## Selected text
..........
I don't live in the UK, I live in Arlington, Texas. Arlington is part of the DFW (Dallas/Fort Worth) metroplex of cities. Some companies have tried to build stores and failed. Gateway computers was a good example. However, DELL had a much better idea - small kiosks in the mall corridors. I'm an IT computer guy so I see computers differently than some folks I guess but IMHO, following the Apple model is suicide. Apple has a strange attraction that no one else seems to be able to match. When you buy Apple, you buy a whole ecosystem. You drink the Kook-Aid. It's hypnotic. Before you know it, you've spent $3k when all you really needed was (maybe) a $1000 PC after buying MS Office. (And you can keep a PC running just as long as a mac.) What's also amazing is that you'll probably buy another $2K of Apple stuff in the next 6 months without even realizing it. I've had a couple clients that did that just for their home music and entertainment use. They still have PCs at home and the office to actually get something done. Don't get the wrong idea. I don't dislike Apple products. I'm just amazed at the prices they can get for what is essentially identical systems with a matte aluminum shell but without much software or driver support. People are buying the whole Apple experience, not just the hardware itself. That's something none of the competitors can match.

So back to the Canon dedicated store topic. I think Canon has been looking at the Apple model for quite a while. That's why the Canon prices have suddenly jumped in the last year and they are beginning to emulate the Apple method of being a little hush hush sometimes about releases or keeping everyone waiting for an unknown amount of time before the product is actually released for a premium price. And then after it finally does release and anyone finds a flaw, they are totally silent in response until they decide to address it. And before Christmas, Canon attempted to lock the retail prices with the announcement about the MAP agreements. Yep, pretty Apple-like if you ask me.

The problem with any company wanting to emulate Apple is that Apple doesn't go after market share. They go after the consumer and they sell at a high margin and make their money up front. Most other companies just can't do that. Apple essentially has their own market that they enjoy with buyers willing to cast off all others and buy/pay more no matter what. It's like a religion. This is why no one else has been able to duplicate it. Apple's buyers don't seem to care about anything other than the brand. Features, price, nothing matters. They may complain but they buy it anyway. It's the damnedest thing I've ever seen. They might not even use what they buy but they still think it's great. It's hypnotic. This means in the long run that the Apple store isn't just a store, it's a shrine to the Apple. It's a cultural icon. And it possibly appeals to a larger audience than Canon. Perhaps this is why the stores are starting in other countries. Canon doesn't see them working yet in the US. Should be interesting to see how they go.

If you want a chuckle, watch the Futurama episode about the eyePhone (Attack of the Killer App - 2009). It was hilarious and pretty accurate about how people buy Apple products.


----------



## paul13walnut5 (Jan 15, 2013)

@Neuroanatomist


> Even so, I think these new Canon stores are likely to be quite analogous to Apple Stores - their main focus is going to be point-and-shoots, camcorders, and entry-level dSLRs, much like the prominent displays of multiple iPads/iPhones/iPods and MacBooks and some iMacs...and where's the Mac Pro? Tucked away in the corner.
..........
## Short problem A
In the forum thread about Canon stores, where does the first writer say they live?
## Short problem B
Continue the forum thread about Canon stores from where it stops.

(Bounding box annotations)
..........
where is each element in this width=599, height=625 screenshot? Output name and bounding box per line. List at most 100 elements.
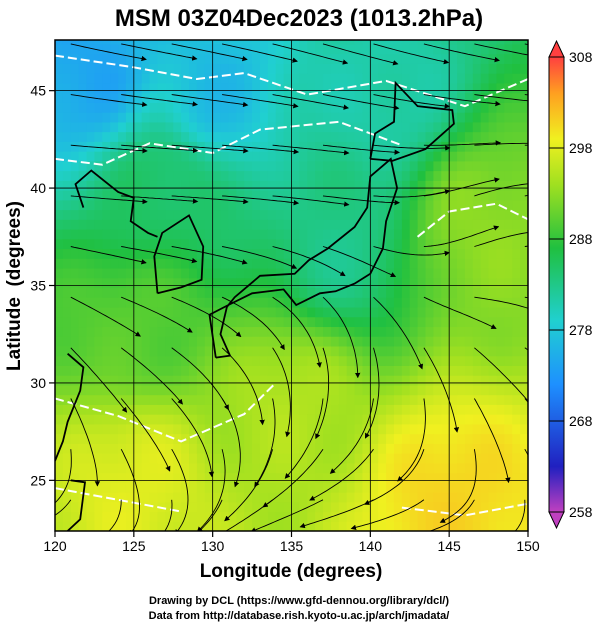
field-cell [125,43,135,55]
field-cell [307,482,316,493]
field-cell [196,345,206,357]
field-cell [464,306,474,318]
field-cell [393,316,403,328]
field-cell [378,453,387,464]
streamline [171,398,215,478]
field-cell [449,365,458,376]
field-cell [173,277,182,289]
field-cell [480,131,490,142]
field-cell [512,219,521,230]
field-cell [70,482,80,493]
field-cell [433,345,442,357]
field-cell [267,267,277,279]
field-cell [504,170,513,181]
field-cell [472,384,482,396]
field-cell [181,306,190,318]
field-cell [228,482,237,493]
field-cell [244,180,253,191]
streamline [272,94,349,110]
field-cell [252,355,261,366]
field-cell [457,267,466,279]
field-cell [496,53,505,64]
field-cell [157,453,166,464]
field-cell [449,384,458,396]
field-cell [212,462,222,474]
field-cell [70,326,80,337]
field-cell [504,63,513,74]
field-cell [62,462,72,474]
field-cell [520,43,528,55]
field-cell [393,384,403,396]
field-cell [133,190,143,201]
field-cell [181,82,190,94]
field-cell [244,501,253,513]
field-cell [220,180,230,191]
field-cell [220,229,230,240]
field-cell [236,170,245,181]
field-cell [480,336,490,347]
field-cell [236,414,245,425]
field-cell [86,277,96,289]
field-cell [449,492,458,503]
field-cell [496,316,505,328]
streamline [423,296,497,329]
field-cell [110,453,119,464]
streamline [350,499,425,530]
field-cell [496,112,505,123]
field-cell [236,443,245,454]
field-cell [70,394,80,405]
field-cell [228,219,237,230]
field-cell [110,141,119,152]
field-cell [252,229,261,240]
field-cell [102,394,111,405]
field-cell [212,170,222,181]
field-cell [464,102,474,113]
field-cell [78,258,88,269]
field-cell [62,112,72,123]
field-cell [354,394,364,405]
field-cell [409,277,419,289]
streamline [254,398,276,488]
field-cell [504,53,513,64]
field-cell [354,190,364,201]
field-cell [118,443,127,454]
field-cell [173,501,182,513]
field-cell [283,170,293,181]
field-cell [433,355,442,366]
field-cell [62,258,72,269]
field-cell [480,40,490,45]
field-cell [259,248,269,259]
field-cell [94,190,103,201]
field-cell [496,345,505,357]
field-cell [307,414,316,425]
field-cell [323,462,332,474]
field-cell [204,53,214,64]
field-cell [338,414,348,425]
field-cell [70,472,80,483]
field-cell [464,267,474,279]
field-cell [307,180,316,191]
field-cell [370,248,379,259]
field-cell [62,180,72,191]
field-cell [330,160,340,172]
field-cell [417,521,427,531]
field-cell [315,462,324,474]
field-cell [267,423,277,435]
field-cell [78,131,88,142]
field-cell [393,501,403,513]
field-cell [267,53,277,64]
field-cell [133,345,143,357]
field-cell [157,53,166,64]
field-cell [181,297,190,308]
field-cell [275,43,285,55]
field-cell [496,482,505,493]
field-cell [354,43,364,55]
field-cell [118,238,127,250]
field-cell [102,384,111,396]
field-cell [362,151,371,162]
field-cell [78,151,88,162]
streamline [171,246,248,265]
field-cell [378,365,387,376]
field-cell [173,229,182,240]
field-cell [125,199,135,211]
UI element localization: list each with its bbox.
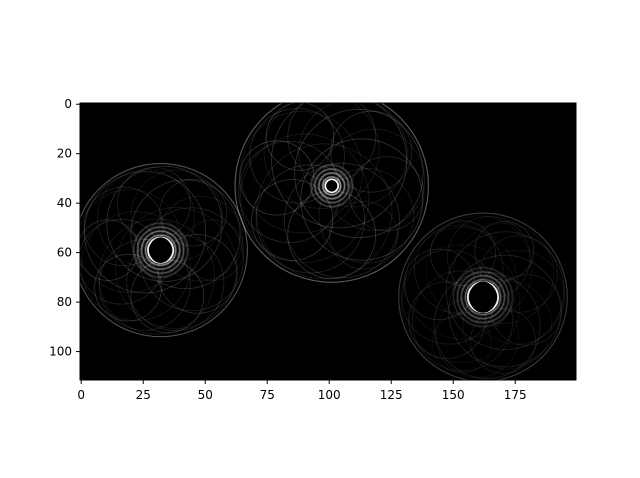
..........
## Task answer A
Arlington, Texas.

## Task answer B
I recognise the apple store described here, however I think it's a different aspiration from both Canon and their customers.

In apple land they seem to be riding the wave of selling their phones and ipads for consumption rather than creating. It's clear that apple can't be bothered with high end customers now and in effect are reaping greater rewards by dumbing down.

Digital photography seems to be more aspirational, having the latest and greatest top end kit is going to draw people in, even if the majority of them leave with a rebel (and nothing wrong with that), the rebel user might get serious and come back for an extra lens, or flash, or upgrade down the line, I don't think apple care about folk graduating from their iphones to mac pros so much, and rather suspect mac pros and their users are becoming something of an inconvenience.

I also think Canons camcorders as traditionally known are not long for this world. Compacts and DSLRs can get close for most practical consumer purposes, notice the pared down range. The cinema range may flourish, and an XL style body with EF mount, s35 or FF sensor and servo lens would be a hit. Will Canon sell pro class sachtler tripods, sennheiser mics and arri lighting to go with their C line?

Nikon have went all android... maybe Canon will be the ones to get an iOS compact?..


----------



## RustyTheGeek (Jan 15, 2013)

I agree that Apple products are different than Canon products. Which is why I don't agree with Canon trying to emulate the Apple method which is unfortunately what they appear to be doing, at some level anyway.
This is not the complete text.